Exercise description.
All lines holding the word "perinde" are to be copied from the records beneath.

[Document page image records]
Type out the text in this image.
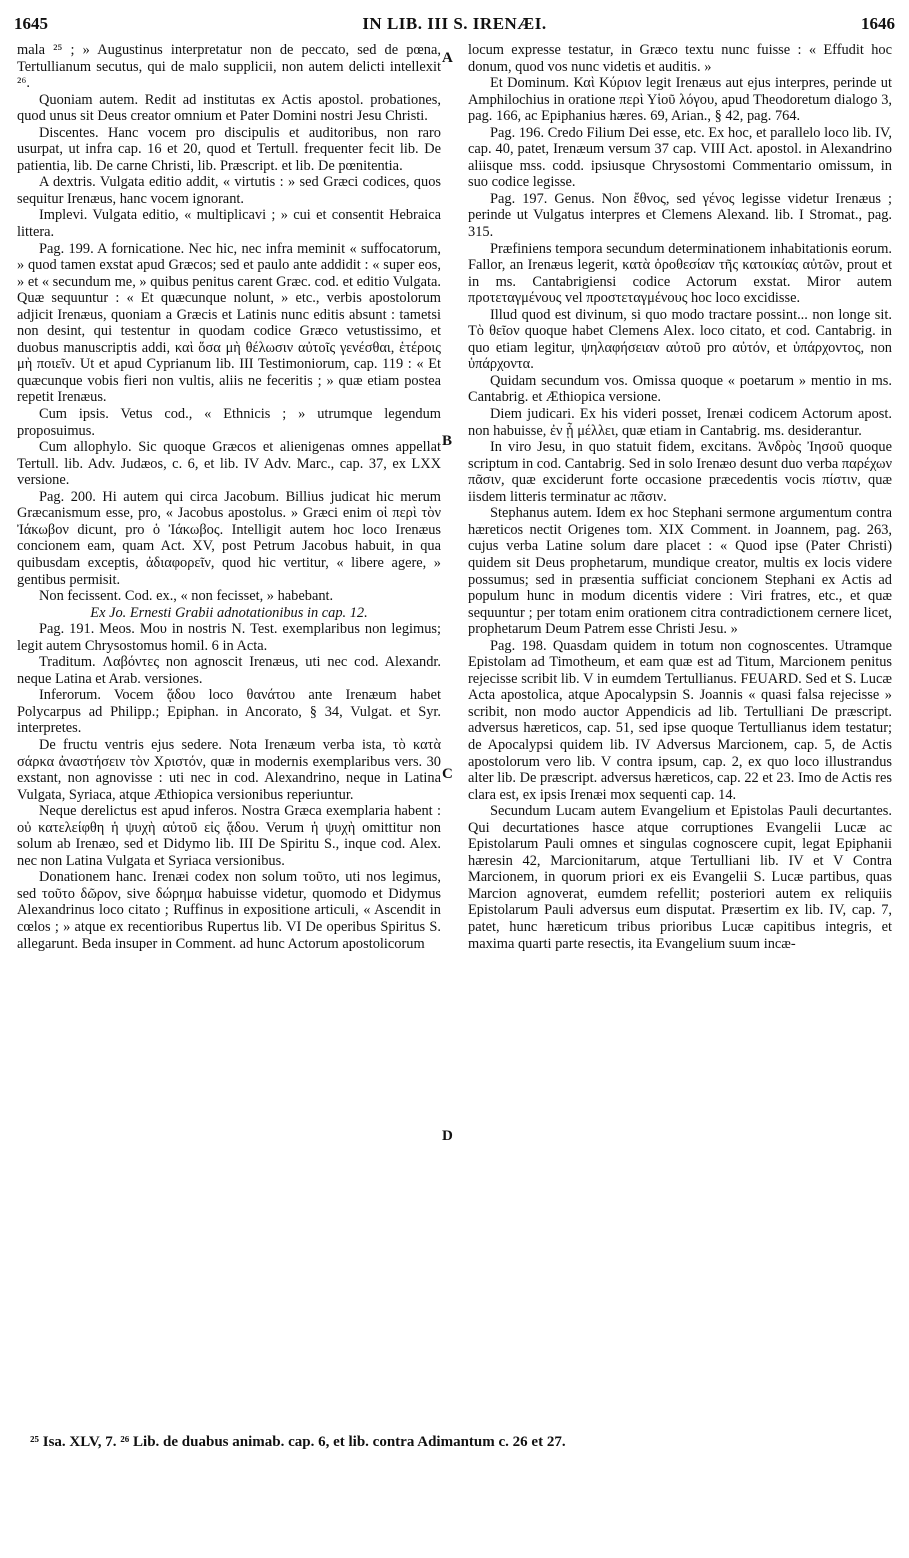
1645	IN LIB. III S. IRENÆI.	1646
A
B
C
D

mala ²⁵ ; » Augustinus interpretatur non de peccato, sed de pœna, Tertullianum secutus, qui de malo supplicii, non autem delicti intellexit ²⁶.

Quoniam autem. Redit ad institutas ex Actis apostol. probationes, quod unus sit Deus creator omnium et Pater Domini nostri Jesu Christi.

Discentes. Hanc vocem pro discipulis et auditoribus, non raro usurpat, ut infra cap. 16 et 20, quod et Tertull. frequenter fecit lib. De patientia, lib. De carne Christi, lib. Præscript. et lib. De pœnitentia.

A dextris. Vulgata editio addit, « virtutis : » sed Græci codices, quos sequitur Irenæus, hanc vocem ignorant.

Implevi. Vulgata editio, « multiplicavi ; » cui et consentit Hebraica littera.

Pag. 199. A fornicatione. Nec hic, nec infra meminit « suffocatorum, » quod tamen exstat apud Græcos; sed et paulo ante addidit : « super eos, » et « secundum me, » quibus penitus carent Græc. cod. et editio Vulgata. Quæ sequuntur : « Et quæcunque nolunt, » etc., verbis apostolorum adjicit Irenæus, quoniam a Græcis et Latinis nunc editis absunt : tametsi non desint, qui testentur in quodam codice Græco vetustissimo, et duobus manuscriptis addi, καὶ ὅσα μὴ θέλωσιν αὐτοῖς γενέσθαι, ἑτέροις μὴ ποιεῖν. Ut et apud Cyprianum lib. III Testimoniorum, cap. 119 : « Et quæcunque vobis fieri non vultis, aliis ne feceritis ; » quæ etiam postea repetit Irenæus.

Cum ipsis. Vetus cod., « Ethnicis ; » utrumque legendum proposuimus.

Cum allophylo. Sic quoque Græcos et alienigenas omnes appellat Tertull. lib. Adv. Judæos, c. 6, et lib. IV Adv. Marc., cap. 37, ex LXX versione.

Pag. 200. Hi autem qui circa Jacobum. Billius judicat hic merum Græcanismum esse, pro, « Jacobus apostolus. » Græci enim οἱ περὶ τὸν Ἰάκωβον dicunt, pro ὁ Ἰάκωβος. Intelligit autem hoc loco Irenæus concionem eam, quam Act. XV, post Petrum Jacobus habuit, in qua quibusdam exceptis, ἀδιαφορεῖν, quod hic vertitur, « libere agere, » gentibus permisit.

Non fecissent. Cod. ex., « non fecisset, » habebant.

Ex Jo. Ernesti Grabii adnotationibus in cap. 12.

Pag. 191. Meos. Μου in nostris N. Test. exemplaribus non legimus; legit autem Chrysostomus homil. 6 in Acta.

Traditum. Λαβόντες non agnoscit Irenæus, uti nec cod. Alexandr. neque Latina et Arab. versiones.

Inferorum. Vocem ᾅδου loco θανάτου ante Irenæum habet Polycarpus ad Philipp.; Epiphan. in Ancorato, § 34, Vulgat. et Syr. interpretes.

De fructu ventris ejus sedere. Nota Irenæum verba ista, τὸ κατὰ σάρκα ἀναστήσειν τὸν Χριστόν, quæ in modernis exemplaribus vers. 30 exstant, non agnovisse : uti nec in cod. Alexandrino, neque in Latina Vulgata, Syriaca, atque Æthiopica versionibus reperiuntur.

Neque derelictus est apud inferos. Nostra Græca exemplaria habent : οὐ κατελείφθη ἡ ψυχὴ αὐτοῦ εἰς ᾅδου. Verum ἡ ψυχὴ omittitur non solum ab Irenæo, sed et Didymo lib. III De Spiritu S., inque cod. Alex. nec non Latina Vulgata et Syriaca versionibus.

Donationem hanc. Irenæi codex non solum τοῦτο, uti nos legimus, sed τοῦτο δῶρον, sive δώρημα habuisse videtur, quomodo et Didymus Alexandrinus loco citato ; Ruffinus in expositione articuli, « Ascendit in cœlos ; » atque ex recentioribus Rupertus lib. VI De operibus Spiritus S. allegarunt. Beda insuper in Comment. ad hunc Actorum apostolicorum

locum expresse testatur, in Græco textu nunc fuisse : « Effudit hoc donum, quod vos nunc videtis et auditis. »

Et Dominum. Καὶ Κύριον legit Irenæus aut ejus interpres, perinde ut Amphilochius in oratione περὶ Υἱοῦ λόγου, apud Theodoretum dialogo 3, pag. 166, ac Epiphanius hæres. 69, Arian., § 42, pag. 764.

Pag. 196. Credo Filium Dei esse, etc. Ex hoc, et parallelo loco lib. IV, cap. 40, patet, Irenæum versum 37 cap. VIII Act. apostol. in Alexandrino aliisque mss. codd. ipsiusque Chrysostomi Commentario omissum, in suo codice legisse.

Pag. 197. Genus. Non ἔθνος, sed γένος legisse videtur Irenæus ; perinde ut Vulgatus interpres et Clemens Alexand. lib. I Stromat., pag. 315.

Præfiniens tempora secundum determinationem inhabitationis eorum. Fallor, an Irenæus legerit, κατὰ ὁροθεσίαν τῆς κατοικίας αὐτῶν, prout et in ms. Cantabrigiensi codice Actorum exstat. Miror autem προτεταγμένους vel προστεταγμένους hoc loco excidisse.

Illud quod est divinum, si quo modo tractare possint... non longe sit. Τὸ θεῖον quoque habet Clemens Alex. loco citato, et cod. Cantabrig. in quo etiam legitur, ψηλαφήσειαν αὐτοῦ pro αὐτόν, et ὑπάρχοντος, non ὑπάρχοντα.

Quidam secundum vos. Omissa quoque « poetarum » mentio in ms. Cantabrig. et Æthiopica versione.

Diem judicari. Ex his videri posset, Irenæi codicem Actorum apost. non habuisse, ἐν ᾗ μέλλει, quæ etiam in Cantabrig. ms. desiderantur.

In viro Jesu, in quo statuit fidem, excitans. Ἀνδρὸς Ἰησοῦ quoque scriptum in cod. Cantabrig. Sed in solo Irenæo desunt duo verba παρέχων πᾶσιν, quæ exciderunt forte occasione præcedentis vocis πίστιν, quæ iisdem litteris terminatur ac πᾶσιν.

Stephanus autem. Idem ex hoc Stephani sermone argumentum contra hæreticos nectit Origenes tom. XIX Comment. in Joannem, pag. 263, cujus verba Latine solum dare placet : « Quod ipse (Pater Christi) quidem sit Deus prophetarum, mundique creator, multis ex locis videre possumus; sed in præsentia sufficiat concionem Stephani ex Actis ad populum hunc in modum dicentis videre : Viri fratres, etc., et quæ sequuntur ; per totam enim orationem citra contradictionem cernere licet, prophetarum Deum Patrem esse Christi Jesu. »

Pag. 198. Quasdam quidem in totum non cognoscentes. Utramque Epistolam ad Timotheum, et eam quæ est ad Titum, Marcionem penitus rejecisse scribit lib. V in eumdem Tertullianus. FEUARD. Sed et S. Lucæ Acta apostolica, atque Apocalypsin S. Joannis « quasi falsa rejecisse » scribit, non modo auctor Appendicis ad lib. Tertulliani De præscript. adversus hæreticos, cap. 51, sed ipse quoque Tertullianus idem testatur; de Apocalypsi quidem lib. IV Adversus Marcionem, cap. 5, de Actis apostolorum vero lib. V contra ipsum, cap. 2, ex quo loco illustrandus alter lib. De præscript. adversus hæreticos, cap. 22 et 23. Imo de Actis res clara est, ex ipsis Irenæi mox sequenti cap. 14.

Secundum Lucam autem Evangelium et Epistolas Pauli decurtantes. Qui decurtationes hasce atque corruptiones Evangelii Lucæ ac Epistolarum Pauli omnes et singulas cognoscere cupit, legat Epiphanii hæresin 42, Marcionitarum, atque Tertulliani lib. IV et V Contra Marcionem, in quorum priori ex eis Evangelii S. Lucæ partibus, quas Marcion agnoverat, eumdem refellit; posteriori autem ex reliquiis Epistolarum Pauli adversus eum disputat. Præsertim ex lib. IV, cap. 7, patet, hunc hæreticum tribus prioribus Lucæ capitibus integris, et maxima quarti parte resectis, ita Evangelium suum incæ-

²⁵ Isa. XLV, 7. ²⁶ Lib. de duabus animab. cap. 6, et lib. contra Adimantum c. 26 et 27.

Expected answer.
Et Dominum. Καὶ Κύριον legit Irenæus aut ejus interpres, perinde ut Amphilochius in oratione περὶ Υἱοῦ λόγου, apud Theodoretum dialogo 3, pag. 166, ac Epiphanius hæres. 69, Arian., § 42, pag. 764.
Pag. 197. Genus. Non ἔθνος, sed γένος legisse videtur Irenæus ; perinde ut Vulgatus interpres et Clemens Alexand. lib. I Stromat., pag. 315.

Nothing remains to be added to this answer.